DATA SHOWN:
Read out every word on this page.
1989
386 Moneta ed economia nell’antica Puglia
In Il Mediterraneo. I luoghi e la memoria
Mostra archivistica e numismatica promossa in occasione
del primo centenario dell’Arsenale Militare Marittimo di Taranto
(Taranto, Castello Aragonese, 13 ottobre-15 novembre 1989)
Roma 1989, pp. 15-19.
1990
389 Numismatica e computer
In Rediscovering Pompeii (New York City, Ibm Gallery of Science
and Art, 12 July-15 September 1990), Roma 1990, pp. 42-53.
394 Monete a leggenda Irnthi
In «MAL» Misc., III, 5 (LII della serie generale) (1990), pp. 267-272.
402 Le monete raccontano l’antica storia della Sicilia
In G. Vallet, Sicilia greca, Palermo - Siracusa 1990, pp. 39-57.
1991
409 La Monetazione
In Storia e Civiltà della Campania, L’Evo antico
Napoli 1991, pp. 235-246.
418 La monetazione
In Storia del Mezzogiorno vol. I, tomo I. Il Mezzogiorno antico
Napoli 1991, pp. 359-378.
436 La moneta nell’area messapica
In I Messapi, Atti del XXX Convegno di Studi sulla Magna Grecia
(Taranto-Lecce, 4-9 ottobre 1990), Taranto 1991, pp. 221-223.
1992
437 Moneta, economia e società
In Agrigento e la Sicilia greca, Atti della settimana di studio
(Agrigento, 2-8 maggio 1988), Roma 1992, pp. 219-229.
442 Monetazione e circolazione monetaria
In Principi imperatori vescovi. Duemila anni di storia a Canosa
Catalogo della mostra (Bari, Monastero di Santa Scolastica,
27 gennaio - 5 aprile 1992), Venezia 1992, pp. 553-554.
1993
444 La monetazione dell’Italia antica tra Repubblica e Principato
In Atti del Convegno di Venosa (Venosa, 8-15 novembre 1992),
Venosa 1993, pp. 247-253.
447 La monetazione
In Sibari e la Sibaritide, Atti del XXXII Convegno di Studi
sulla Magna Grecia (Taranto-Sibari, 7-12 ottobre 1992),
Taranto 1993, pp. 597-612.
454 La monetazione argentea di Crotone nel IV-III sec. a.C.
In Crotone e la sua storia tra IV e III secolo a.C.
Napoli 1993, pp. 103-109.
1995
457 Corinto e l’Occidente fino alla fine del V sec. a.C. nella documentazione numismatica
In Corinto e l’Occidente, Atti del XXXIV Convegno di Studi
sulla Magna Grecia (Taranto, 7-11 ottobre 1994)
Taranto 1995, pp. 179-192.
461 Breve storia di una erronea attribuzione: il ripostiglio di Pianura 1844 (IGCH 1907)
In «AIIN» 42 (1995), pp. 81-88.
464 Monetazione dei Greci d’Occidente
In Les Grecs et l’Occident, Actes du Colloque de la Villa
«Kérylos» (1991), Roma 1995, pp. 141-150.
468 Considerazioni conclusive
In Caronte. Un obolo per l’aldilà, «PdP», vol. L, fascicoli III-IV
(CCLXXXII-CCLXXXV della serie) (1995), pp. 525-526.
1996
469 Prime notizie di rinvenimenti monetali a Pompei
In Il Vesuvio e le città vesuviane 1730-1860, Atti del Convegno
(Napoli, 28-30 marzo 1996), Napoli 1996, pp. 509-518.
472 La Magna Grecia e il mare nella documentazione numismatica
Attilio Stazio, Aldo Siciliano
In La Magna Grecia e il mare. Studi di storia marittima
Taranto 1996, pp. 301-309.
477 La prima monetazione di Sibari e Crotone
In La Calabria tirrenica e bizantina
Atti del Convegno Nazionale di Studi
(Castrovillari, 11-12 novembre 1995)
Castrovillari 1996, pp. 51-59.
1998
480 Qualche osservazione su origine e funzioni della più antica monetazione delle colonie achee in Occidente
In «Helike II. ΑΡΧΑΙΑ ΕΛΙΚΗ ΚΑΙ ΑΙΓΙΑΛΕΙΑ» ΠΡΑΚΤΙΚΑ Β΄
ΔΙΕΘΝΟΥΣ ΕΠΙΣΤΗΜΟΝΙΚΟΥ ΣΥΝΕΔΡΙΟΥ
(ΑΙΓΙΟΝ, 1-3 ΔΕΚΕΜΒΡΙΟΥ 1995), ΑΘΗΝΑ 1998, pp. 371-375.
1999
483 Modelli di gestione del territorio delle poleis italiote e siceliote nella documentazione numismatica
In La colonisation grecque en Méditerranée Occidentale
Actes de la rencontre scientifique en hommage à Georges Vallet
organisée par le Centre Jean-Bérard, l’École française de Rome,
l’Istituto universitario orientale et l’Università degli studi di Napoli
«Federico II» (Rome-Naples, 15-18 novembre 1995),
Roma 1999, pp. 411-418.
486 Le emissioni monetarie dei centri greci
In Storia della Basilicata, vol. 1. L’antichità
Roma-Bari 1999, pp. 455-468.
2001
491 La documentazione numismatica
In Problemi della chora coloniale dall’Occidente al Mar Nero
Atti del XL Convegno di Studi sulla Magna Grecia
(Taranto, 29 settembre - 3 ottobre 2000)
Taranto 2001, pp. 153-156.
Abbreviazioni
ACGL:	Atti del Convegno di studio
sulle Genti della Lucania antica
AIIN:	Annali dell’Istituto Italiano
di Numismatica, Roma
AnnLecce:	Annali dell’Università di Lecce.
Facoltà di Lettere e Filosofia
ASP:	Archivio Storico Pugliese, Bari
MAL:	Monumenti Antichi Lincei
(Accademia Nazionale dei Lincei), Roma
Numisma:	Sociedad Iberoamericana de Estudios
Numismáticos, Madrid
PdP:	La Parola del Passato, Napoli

WRITTEN EXERCISE: Look through the entries above and list every line containing "Corinto".

PROBLEM SOLUTION:
457 Corinto e l’Occidente fino alla fine del V sec. a.C. nella documentazione numismatica
In Corinto e l’Occidente, Atti del XXXIV Convegno di Studi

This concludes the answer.